* **PROVIDED DATA**:

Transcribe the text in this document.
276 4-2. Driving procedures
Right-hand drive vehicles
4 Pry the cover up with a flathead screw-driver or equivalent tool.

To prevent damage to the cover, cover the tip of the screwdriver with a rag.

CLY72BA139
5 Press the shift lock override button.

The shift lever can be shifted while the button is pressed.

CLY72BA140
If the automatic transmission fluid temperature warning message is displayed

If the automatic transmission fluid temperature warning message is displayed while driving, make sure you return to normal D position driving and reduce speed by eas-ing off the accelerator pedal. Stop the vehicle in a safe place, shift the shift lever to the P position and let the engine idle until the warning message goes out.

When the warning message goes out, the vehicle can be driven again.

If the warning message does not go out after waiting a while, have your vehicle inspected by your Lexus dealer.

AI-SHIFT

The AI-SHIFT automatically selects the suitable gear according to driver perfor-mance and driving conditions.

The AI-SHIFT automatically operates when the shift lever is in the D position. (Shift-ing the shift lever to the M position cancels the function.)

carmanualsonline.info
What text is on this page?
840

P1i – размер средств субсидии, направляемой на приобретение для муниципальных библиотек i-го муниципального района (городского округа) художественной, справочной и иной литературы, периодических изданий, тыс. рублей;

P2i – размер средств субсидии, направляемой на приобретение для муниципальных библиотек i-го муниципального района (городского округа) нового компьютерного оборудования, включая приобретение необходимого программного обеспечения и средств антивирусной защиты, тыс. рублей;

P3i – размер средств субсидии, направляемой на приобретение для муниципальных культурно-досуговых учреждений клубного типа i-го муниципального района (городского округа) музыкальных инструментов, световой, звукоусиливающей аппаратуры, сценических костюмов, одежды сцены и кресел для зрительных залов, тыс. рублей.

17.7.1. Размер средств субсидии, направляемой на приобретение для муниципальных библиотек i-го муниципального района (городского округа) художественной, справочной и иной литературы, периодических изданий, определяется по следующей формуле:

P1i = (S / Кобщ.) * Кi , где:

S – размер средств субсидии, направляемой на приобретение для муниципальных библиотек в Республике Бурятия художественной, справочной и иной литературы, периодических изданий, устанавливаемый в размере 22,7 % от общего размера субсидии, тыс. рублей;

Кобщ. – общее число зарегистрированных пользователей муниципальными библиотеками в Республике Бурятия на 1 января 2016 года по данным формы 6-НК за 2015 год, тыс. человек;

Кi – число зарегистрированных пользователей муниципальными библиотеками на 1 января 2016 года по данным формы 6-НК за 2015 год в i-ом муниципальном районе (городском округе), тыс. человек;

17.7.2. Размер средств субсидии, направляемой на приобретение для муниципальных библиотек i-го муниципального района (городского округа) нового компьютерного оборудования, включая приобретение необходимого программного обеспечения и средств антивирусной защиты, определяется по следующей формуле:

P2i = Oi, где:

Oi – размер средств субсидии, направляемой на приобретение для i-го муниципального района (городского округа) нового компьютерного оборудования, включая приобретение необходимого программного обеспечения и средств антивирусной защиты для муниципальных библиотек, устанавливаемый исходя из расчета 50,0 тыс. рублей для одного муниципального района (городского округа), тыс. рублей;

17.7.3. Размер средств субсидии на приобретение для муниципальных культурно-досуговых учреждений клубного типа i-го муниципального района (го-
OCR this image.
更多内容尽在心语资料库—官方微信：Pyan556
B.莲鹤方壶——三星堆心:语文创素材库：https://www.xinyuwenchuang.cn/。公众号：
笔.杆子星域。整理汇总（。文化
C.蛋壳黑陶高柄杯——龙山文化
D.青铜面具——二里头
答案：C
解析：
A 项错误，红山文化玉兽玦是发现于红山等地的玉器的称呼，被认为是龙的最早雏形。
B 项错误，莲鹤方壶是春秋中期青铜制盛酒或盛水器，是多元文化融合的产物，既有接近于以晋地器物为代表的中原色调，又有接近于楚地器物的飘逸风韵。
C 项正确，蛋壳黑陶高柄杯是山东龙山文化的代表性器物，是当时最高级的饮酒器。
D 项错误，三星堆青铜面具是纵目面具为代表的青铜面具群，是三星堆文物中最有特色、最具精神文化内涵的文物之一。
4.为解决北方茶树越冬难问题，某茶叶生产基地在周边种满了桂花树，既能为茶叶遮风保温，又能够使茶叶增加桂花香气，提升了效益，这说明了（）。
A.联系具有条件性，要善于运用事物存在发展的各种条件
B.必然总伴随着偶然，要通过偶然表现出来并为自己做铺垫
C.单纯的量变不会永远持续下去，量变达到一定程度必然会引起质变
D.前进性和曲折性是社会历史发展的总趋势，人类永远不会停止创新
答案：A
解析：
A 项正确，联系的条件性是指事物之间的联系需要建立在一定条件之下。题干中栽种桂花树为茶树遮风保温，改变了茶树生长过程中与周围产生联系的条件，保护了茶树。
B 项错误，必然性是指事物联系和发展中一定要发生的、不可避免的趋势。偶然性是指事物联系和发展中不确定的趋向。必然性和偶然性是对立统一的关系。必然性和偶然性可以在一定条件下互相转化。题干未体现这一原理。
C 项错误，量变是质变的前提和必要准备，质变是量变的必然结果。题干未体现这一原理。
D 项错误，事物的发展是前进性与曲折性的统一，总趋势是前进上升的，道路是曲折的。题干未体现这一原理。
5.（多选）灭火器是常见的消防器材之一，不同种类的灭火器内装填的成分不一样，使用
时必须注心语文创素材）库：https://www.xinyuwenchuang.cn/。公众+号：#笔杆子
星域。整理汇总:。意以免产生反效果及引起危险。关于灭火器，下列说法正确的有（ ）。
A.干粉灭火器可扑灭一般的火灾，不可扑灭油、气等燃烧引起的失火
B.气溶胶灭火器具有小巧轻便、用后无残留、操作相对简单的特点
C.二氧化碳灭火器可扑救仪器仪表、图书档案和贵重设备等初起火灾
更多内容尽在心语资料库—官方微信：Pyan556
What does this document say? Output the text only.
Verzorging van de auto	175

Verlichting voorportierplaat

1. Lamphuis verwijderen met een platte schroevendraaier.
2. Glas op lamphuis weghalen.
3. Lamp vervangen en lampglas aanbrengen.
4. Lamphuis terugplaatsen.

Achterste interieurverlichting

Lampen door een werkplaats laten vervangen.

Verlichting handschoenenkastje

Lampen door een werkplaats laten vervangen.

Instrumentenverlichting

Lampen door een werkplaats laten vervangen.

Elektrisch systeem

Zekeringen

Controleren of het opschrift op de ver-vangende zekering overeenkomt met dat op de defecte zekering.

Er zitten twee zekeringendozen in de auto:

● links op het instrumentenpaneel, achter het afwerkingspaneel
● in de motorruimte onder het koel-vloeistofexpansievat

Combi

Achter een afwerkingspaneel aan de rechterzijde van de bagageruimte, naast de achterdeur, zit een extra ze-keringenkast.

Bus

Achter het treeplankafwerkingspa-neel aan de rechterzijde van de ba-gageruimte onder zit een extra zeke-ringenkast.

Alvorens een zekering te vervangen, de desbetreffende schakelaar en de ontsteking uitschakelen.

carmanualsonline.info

* **EXERCISE TASK**: Gather up, from the records above, each line where the word "extra" appears.

* **RESULT FOR THIS TASK**:
Achter een afwerkingspaneel aan de rechterzijde van de bagageruimte, naast de achterdeur, zit een extra ze-keringenkast.
Achter het treeplankafwerkingspa-neel aan de rechterzijde van de ba-gageruimte onder zit een extra zeke-ringenkast.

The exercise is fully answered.